- [Exercise]:
Find each line containing the string "tecchiaiolo" and return it.

- [Data shown]:
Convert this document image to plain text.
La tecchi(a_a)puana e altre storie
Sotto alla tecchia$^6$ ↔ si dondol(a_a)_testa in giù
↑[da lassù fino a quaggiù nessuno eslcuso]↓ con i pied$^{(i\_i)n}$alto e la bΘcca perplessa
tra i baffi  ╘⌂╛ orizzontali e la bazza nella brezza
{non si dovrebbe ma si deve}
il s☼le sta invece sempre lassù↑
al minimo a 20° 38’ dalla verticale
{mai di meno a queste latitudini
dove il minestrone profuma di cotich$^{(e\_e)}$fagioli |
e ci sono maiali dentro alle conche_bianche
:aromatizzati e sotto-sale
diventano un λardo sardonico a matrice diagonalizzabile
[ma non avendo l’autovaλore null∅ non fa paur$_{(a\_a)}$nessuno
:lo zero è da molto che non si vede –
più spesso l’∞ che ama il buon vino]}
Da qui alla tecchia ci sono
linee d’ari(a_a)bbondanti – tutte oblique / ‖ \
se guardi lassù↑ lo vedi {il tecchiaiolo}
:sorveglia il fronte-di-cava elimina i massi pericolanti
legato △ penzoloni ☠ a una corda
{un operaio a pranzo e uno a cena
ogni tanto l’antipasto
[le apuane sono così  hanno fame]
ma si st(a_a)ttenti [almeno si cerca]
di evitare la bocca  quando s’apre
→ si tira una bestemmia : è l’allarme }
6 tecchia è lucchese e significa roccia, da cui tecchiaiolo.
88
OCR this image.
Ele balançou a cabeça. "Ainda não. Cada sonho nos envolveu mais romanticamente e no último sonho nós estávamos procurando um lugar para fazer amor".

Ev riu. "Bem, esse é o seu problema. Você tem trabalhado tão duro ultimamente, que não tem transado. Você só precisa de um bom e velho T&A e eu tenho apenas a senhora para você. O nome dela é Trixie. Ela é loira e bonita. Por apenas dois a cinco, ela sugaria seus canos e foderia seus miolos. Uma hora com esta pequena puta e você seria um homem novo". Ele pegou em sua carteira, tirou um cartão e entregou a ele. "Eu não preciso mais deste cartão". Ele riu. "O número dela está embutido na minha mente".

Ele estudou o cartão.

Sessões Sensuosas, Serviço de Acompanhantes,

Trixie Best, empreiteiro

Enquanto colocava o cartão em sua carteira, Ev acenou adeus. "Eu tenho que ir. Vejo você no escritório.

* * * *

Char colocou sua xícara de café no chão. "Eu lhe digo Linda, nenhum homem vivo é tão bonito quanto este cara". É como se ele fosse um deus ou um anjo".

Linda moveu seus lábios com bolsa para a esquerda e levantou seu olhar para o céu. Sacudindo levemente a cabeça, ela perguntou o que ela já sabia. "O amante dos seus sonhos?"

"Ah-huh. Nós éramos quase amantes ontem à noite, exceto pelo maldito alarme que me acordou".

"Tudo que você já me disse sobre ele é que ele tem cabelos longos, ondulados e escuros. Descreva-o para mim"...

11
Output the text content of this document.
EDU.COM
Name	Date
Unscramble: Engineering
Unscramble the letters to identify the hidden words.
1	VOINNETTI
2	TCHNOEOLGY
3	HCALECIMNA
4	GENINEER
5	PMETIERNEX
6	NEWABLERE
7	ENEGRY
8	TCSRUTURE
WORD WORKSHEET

- [Output below]:
se guardi lassù↑ lo vedi {il tecchiaiolo}
6 tecchia è lucchese e significa roccia, da cui tecchiaiolo.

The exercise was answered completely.